**The exercise:** Among the lines below, list those containing the string "Reset".

□ □ □ □ □

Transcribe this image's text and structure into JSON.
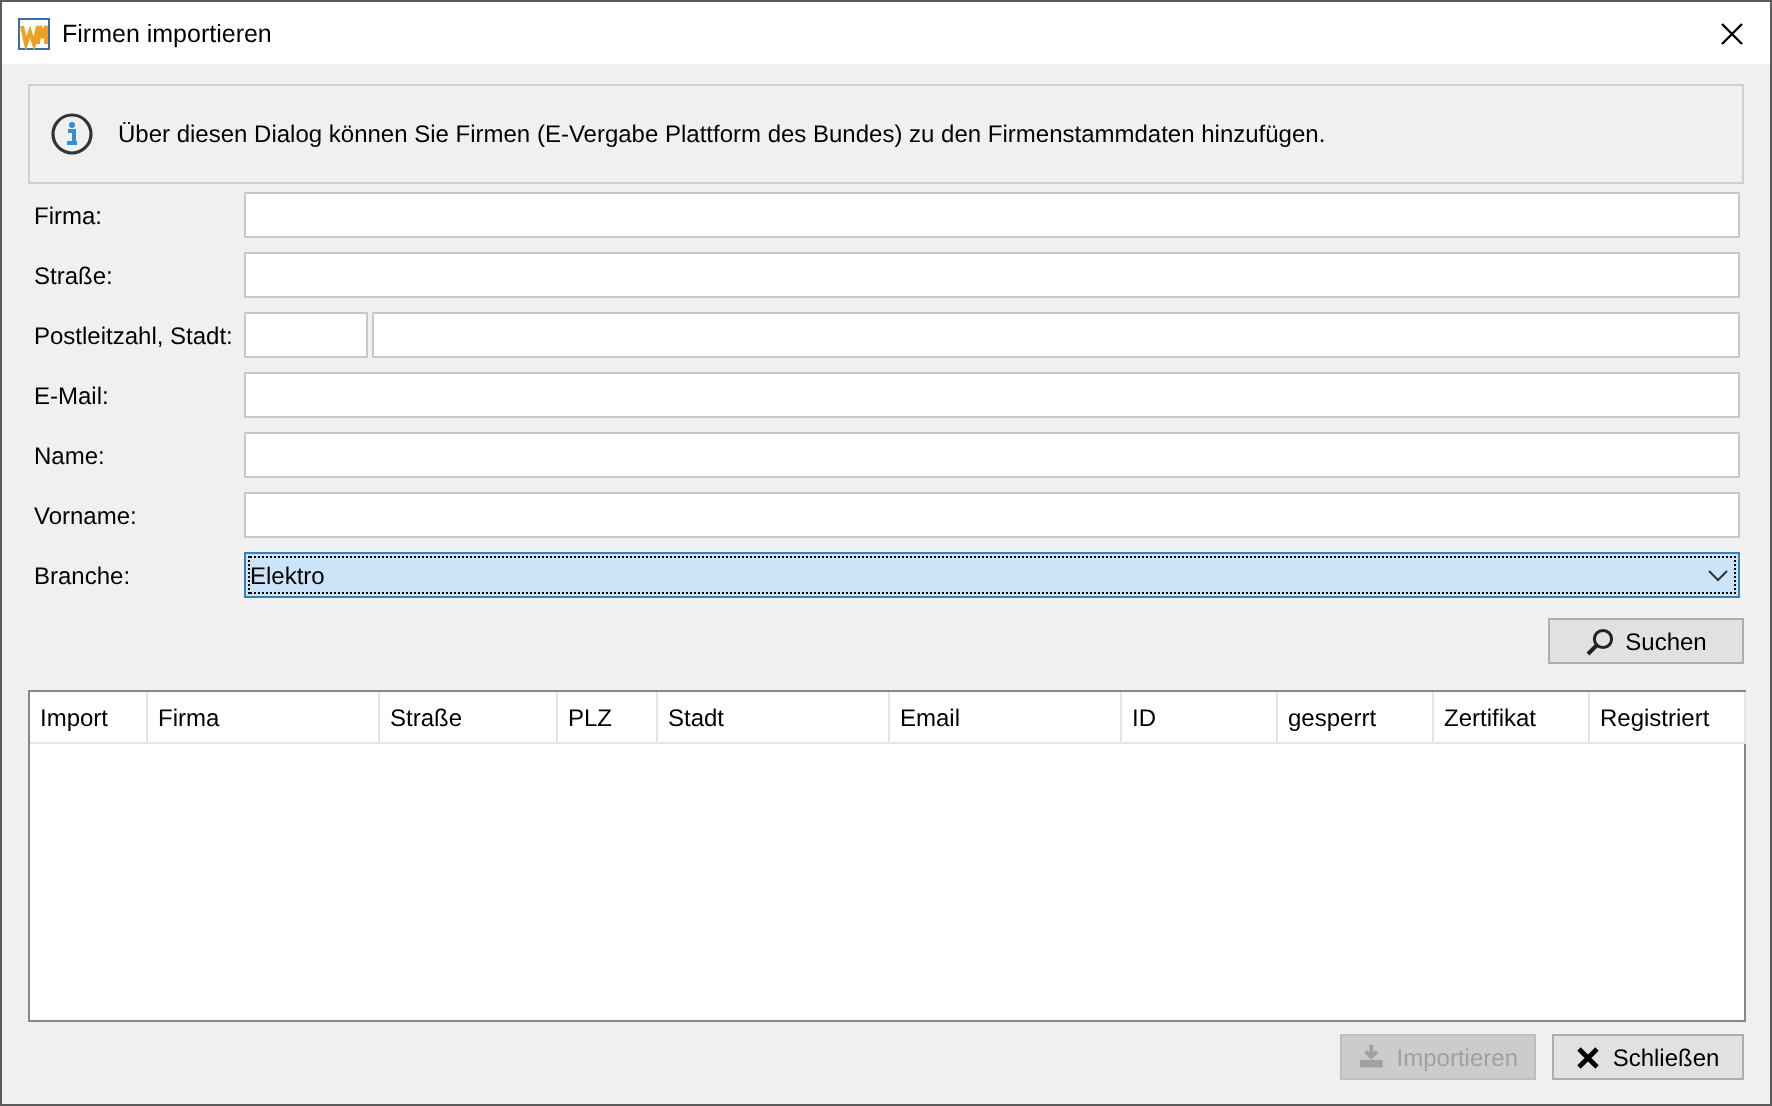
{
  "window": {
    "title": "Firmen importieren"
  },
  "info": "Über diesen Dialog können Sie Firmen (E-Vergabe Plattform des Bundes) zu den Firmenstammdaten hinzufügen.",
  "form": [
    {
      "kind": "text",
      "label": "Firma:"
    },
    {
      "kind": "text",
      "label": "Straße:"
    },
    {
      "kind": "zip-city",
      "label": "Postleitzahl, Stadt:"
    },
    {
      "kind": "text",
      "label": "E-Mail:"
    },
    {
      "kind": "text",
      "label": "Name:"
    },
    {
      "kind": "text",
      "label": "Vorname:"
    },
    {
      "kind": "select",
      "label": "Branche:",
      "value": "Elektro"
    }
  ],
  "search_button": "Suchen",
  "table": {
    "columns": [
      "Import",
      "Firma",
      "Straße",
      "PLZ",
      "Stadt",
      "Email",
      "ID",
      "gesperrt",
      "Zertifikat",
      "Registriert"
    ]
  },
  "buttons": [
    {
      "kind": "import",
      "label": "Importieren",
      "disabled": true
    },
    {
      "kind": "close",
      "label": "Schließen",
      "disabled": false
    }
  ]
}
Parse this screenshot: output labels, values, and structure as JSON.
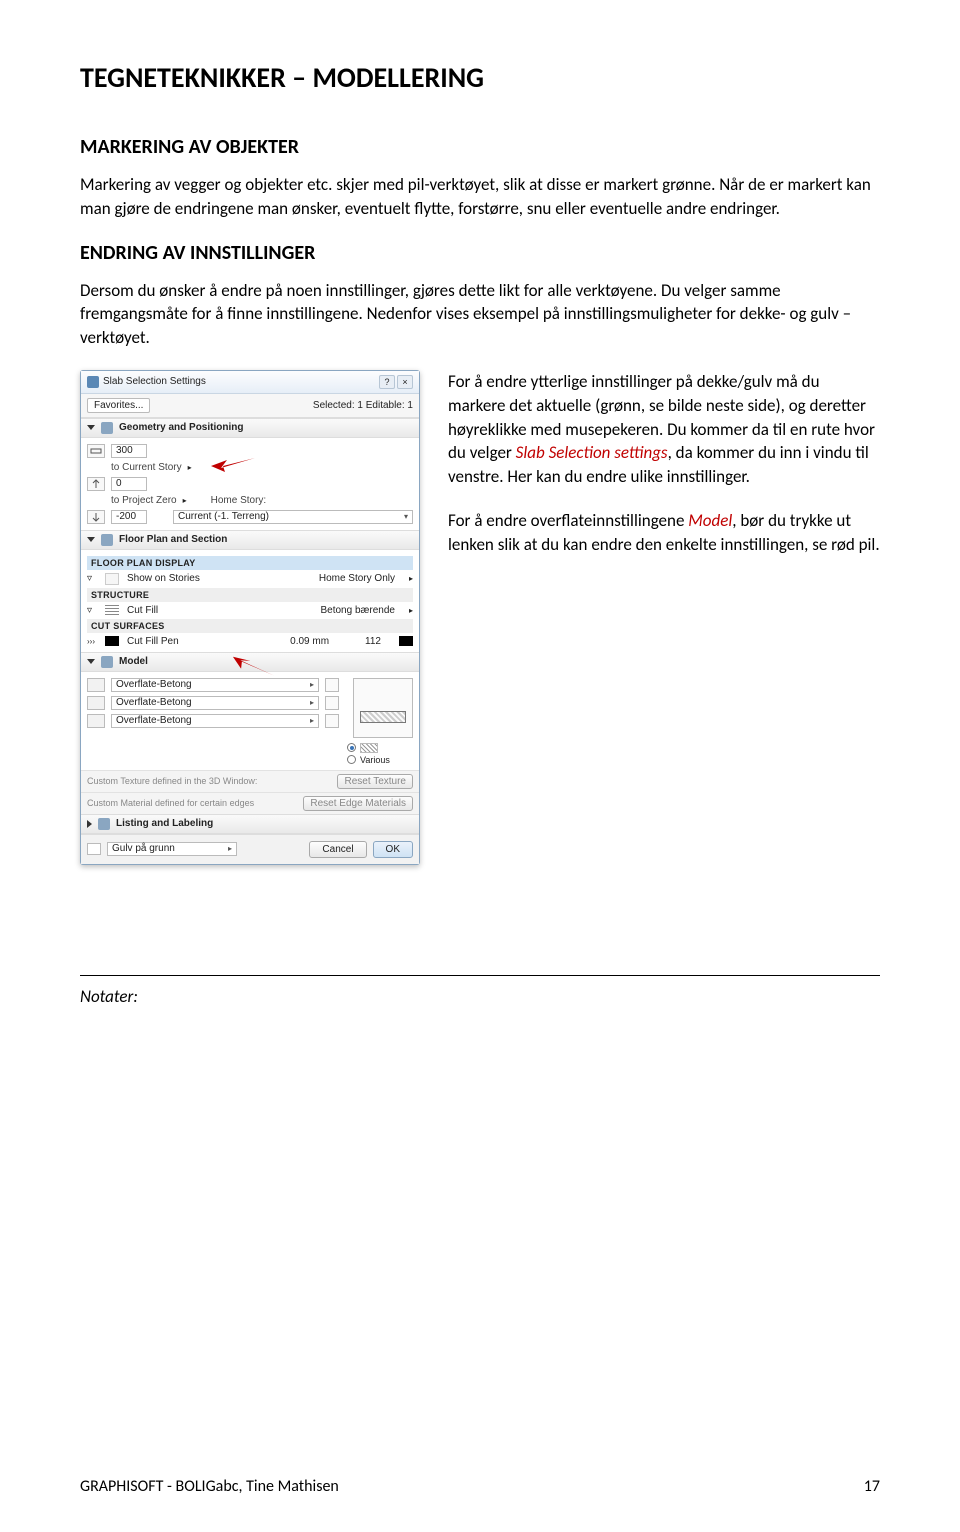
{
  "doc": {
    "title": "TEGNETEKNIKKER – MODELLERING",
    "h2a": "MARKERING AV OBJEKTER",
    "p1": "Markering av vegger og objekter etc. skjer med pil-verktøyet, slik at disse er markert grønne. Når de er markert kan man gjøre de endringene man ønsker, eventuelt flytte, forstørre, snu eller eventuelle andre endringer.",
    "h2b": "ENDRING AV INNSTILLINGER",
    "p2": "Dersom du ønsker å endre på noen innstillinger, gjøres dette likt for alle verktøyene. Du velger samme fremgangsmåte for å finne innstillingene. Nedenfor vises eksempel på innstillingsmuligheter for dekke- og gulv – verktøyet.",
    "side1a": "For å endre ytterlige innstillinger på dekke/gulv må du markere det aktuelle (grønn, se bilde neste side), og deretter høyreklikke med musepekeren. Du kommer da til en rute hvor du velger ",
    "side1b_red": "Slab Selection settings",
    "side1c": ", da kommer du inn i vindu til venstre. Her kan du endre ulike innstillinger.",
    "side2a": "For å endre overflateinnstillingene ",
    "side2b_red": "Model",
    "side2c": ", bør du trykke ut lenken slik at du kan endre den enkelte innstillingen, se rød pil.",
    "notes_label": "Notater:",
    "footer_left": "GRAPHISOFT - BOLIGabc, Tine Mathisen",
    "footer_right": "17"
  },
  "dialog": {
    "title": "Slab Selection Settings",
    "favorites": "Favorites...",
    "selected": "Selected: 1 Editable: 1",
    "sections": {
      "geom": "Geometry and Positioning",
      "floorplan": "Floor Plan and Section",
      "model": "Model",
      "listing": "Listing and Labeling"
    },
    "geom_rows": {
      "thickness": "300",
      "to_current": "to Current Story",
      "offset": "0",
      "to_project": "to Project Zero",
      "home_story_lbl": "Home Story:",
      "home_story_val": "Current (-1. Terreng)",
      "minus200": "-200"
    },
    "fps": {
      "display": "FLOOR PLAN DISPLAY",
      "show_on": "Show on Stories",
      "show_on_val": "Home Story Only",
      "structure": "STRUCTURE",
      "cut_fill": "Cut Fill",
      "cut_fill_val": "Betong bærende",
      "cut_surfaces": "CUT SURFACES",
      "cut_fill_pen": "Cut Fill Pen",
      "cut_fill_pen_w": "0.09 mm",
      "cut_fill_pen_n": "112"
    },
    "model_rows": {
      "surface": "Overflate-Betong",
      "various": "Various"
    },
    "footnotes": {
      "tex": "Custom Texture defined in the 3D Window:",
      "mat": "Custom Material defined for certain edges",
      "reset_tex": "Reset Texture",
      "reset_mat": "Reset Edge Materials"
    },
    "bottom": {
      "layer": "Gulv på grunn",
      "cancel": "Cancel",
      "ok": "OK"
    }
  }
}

□ □ □ □ □

**Task result:**
      "reset_tex": "Reset Texture",
      "reset_mat": "Reset Edge Materials"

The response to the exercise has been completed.